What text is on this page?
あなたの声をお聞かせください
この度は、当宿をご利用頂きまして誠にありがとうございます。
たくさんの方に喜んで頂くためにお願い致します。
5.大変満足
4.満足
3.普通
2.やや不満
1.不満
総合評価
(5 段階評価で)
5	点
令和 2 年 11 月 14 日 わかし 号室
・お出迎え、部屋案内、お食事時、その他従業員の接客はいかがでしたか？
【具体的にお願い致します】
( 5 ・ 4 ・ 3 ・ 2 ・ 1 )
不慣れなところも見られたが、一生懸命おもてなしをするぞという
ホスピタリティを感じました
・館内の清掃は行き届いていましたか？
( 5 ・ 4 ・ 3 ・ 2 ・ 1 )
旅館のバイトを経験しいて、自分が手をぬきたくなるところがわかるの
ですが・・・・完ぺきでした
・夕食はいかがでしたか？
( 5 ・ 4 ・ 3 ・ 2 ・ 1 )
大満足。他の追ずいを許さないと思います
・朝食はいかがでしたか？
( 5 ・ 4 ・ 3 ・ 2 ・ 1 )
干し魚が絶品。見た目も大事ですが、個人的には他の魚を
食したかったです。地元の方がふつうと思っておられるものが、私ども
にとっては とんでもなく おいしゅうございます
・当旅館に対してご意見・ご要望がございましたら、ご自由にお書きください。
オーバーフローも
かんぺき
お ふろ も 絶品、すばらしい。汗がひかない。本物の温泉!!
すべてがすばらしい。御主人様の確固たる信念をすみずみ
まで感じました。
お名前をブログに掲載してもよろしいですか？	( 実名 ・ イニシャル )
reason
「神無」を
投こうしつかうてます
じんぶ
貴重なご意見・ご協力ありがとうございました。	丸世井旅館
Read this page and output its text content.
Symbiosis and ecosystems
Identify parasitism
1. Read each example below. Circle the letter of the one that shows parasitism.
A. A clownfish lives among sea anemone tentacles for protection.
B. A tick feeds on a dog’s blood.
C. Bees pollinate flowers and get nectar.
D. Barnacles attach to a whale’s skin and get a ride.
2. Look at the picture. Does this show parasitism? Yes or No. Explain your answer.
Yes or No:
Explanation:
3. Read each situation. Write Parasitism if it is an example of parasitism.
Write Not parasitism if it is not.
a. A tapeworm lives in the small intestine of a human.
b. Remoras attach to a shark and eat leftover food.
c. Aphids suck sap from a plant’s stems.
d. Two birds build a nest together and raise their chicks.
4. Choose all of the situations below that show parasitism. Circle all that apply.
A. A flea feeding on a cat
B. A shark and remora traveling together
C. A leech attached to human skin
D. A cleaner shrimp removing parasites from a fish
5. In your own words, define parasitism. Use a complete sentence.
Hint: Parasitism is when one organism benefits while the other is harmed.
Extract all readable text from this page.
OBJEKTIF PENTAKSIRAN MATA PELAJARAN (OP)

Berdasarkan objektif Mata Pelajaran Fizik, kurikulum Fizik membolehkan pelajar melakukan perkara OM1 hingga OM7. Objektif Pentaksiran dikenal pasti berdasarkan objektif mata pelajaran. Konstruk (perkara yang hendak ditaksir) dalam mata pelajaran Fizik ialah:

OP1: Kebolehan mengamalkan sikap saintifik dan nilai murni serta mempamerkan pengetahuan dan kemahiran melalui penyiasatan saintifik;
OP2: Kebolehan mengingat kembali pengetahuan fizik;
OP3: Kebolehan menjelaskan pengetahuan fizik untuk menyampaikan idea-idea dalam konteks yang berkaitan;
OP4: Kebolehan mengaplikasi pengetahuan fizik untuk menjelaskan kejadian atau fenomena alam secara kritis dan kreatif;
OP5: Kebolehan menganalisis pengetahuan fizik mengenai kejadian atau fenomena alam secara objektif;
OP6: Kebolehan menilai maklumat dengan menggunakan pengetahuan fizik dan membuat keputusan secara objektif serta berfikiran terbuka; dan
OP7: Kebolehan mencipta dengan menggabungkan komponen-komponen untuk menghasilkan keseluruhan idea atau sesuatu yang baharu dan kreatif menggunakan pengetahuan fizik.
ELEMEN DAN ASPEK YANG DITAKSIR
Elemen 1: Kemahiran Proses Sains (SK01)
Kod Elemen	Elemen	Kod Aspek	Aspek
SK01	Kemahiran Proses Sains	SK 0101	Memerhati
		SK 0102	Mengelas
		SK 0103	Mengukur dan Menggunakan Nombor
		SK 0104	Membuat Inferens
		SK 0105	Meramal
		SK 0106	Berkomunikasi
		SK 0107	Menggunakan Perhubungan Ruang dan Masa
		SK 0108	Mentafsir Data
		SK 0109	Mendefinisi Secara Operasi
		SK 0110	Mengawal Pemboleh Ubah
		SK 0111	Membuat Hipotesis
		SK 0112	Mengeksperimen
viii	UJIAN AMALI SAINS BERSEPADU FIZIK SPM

++++

Task to carry out |
Set down the listing above in full, please, exactly as it appears.

Answer to this task |
What text is on this page?
あなたの声をお聞かせください
この度は、当宿をご利用頂きまして誠にありがとうございます。
たくさんの方に喜んで頂くためにお願い致します。
5.大変満足
4.満足
3.普通
2.やや不満
1.不満
総合評価
(5 段階評価で)
5	点
令和 2 年 11 月 14 日 わかし 号室
・お出迎え、部屋案内、お食事時、その他従業員の接客はいかがでしたか？
【具体的にお願い致します】
( 5 ・ 4 ・ 3 ・ 2 ・ 1 )
不慣れなところも見られたが、一生懸命おもてなしをするぞという
ホスピタリティを感じました
・館内の清掃は行き届いていましたか？
( 5 ・ 4 ・ 3 ・ 2 ・ 1 )
旅館のバイトを経験しいて、自分が手をぬきたくなるところがわかるの
ですが・・・・完ぺきでした
・夕食はいかがでしたか？
( 5 ・ 4 ・ 3 ・ 2 ・ 1 )
大満足。他の追ずいを許さないと思います
・朝食はいかがでしたか？
( 5 ・ 4 ・ 3 ・ 2 ・ 1 )
干し魚が絶品。見た目も大事ですが、個人的には他の魚を
食したかったです。地元の方がふつうと思っておられるものが、私ども
にとっては とんでもなく おいしゅうございます
・当旅館に対してご意見・ご要望がございましたら、ご自由にお書きください。
オーバーフローも
かんぺき
お ふろ も 絶品、すばらしい。汗がひかない。本物の温泉!!
すべてがすばらしい。御主人様の確固たる信念をすみずみ
まで感じました。
お名前をブログに掲載してもよろしいですか？	( 実名 ・ イニシャル )
reason
「神無」を
投こうしつかうてます
じんぶ
貴重なご意見・ご協力ありがとうございました。	丸世井旅館
Read this page and output its text content.
Symbiosis and ecosystems
Identify parasitism
1. Read each example below. Circle the letter of the one that shows parasitism.
A. A clownfish lives among sea anemone tentacles for protection.
B. A tick feeds on a dog’s blood.
C. Bees pollinate flowers and get nectar.
D. Barnacles attach to a whale’s skin and get a ride.
2. Look at the picture. Does this show parasitism? Yes or No. Explain your answer.
Yes or No:
Explanation:
3. Read each situation. Write Parasitism if it is an example of parasitism.
Write Not parasitism if it is not.
a. A tapeworm lives in the small intestine of a human.
b. Remoras attach to a shark and eat leftover food.
c. Aphids suck sap from a plant’s stems.
d. Two birds build a nest together and raise their chicks.
4. Choose all of the situations below that show parasitism. Circle all that apply.
A. A flea feeding on a cat
B. A shark and remora traveling together
C. A leech attached to human skin
D. A cleaner shrimp removing parasites from a fish
5. In your own words, define parasitism. Use a complete sentence.
Hint: Parasitism is when one organism benefits while the other is harmed.
Extract all readable text from this page.
OBJEKTIF PENTAKSIRAN MATA PELAJARAN (OP)

Berdasarkan objektif Mata Pelajaran Fizik, kurikulum Fizik membolehkan pelajar melakukan perkara OM1 hingga OM7. Objektif Pentaksiran dikenal pasti berdasarkan objektif mata pelajaran. Konstruk (perkara yang hendak ditaksir) dalam mata pelajaran Fizik ialah:

OP1: Kebolehan mengamalkan sikap saintifik dan nilai murni serta mempamerkan pengetahuan dan kemahiran melalui penyiasatan saintifik;
OP2: Kebolehan mengingat kembali pengetahuan fizik;
OP3: Kebolehan menjelaskan pengetahuan fizik untuk menyampaikan idea-idea dalam konteks yang berkaitan;
OP4: Kebolehan mengaplikasi pengetahuan fizik untuk menjelaskan kejadian atau fenomena alam secara kritis dan kreatif;
OP5: Kebolehan menganalisis pengetahuan fizik mengenai kejadian atau fenomena alam secara objektif;
OP6: Kebolehan menilai maklumat dengan menggunakan pengetahuan fizik dan membuat keputusan secara objektif serta berfikiran terbuka; dan
OP7: Kebolehan mencipta dengan menggabungkan komponen-komponen untuk menghasilkan keseluruhan idea atau sesuatu yang baharu dan kreatif menggunakan pengetahuan fizik.
ELEMEN DAN ASPEK YANG DITAKSIR
Elemen 1: Kemahiran Proses Sains (SK01)
Kod Elemen	Elemen	Kod Aspek	Aspek
SK01	Kemahiran Proses Sains	SK 0101	Memerhati
		SK 0102	Mengelas
		SK 0103	Mengukur dan Menggunakan Nombor
		SK 0104	Membuat Inferens
		SK 0105	Meramal
		SK 0106	Berkomunikasi
		SK 0107	Menggunakan Perhubungan Ruang dan Masa
		SK 0108	Mentafsir Data
		SK 0109	Mendefinisi Secara Operasi
		SK 0110	Mengawal Pemboleh Ubah
		SK 0111	Membuat Hipotesis
		SK 0112	Mengeksperimen
viii	UJIAN AMALI SAINS BERSEPADU FIZIK SPM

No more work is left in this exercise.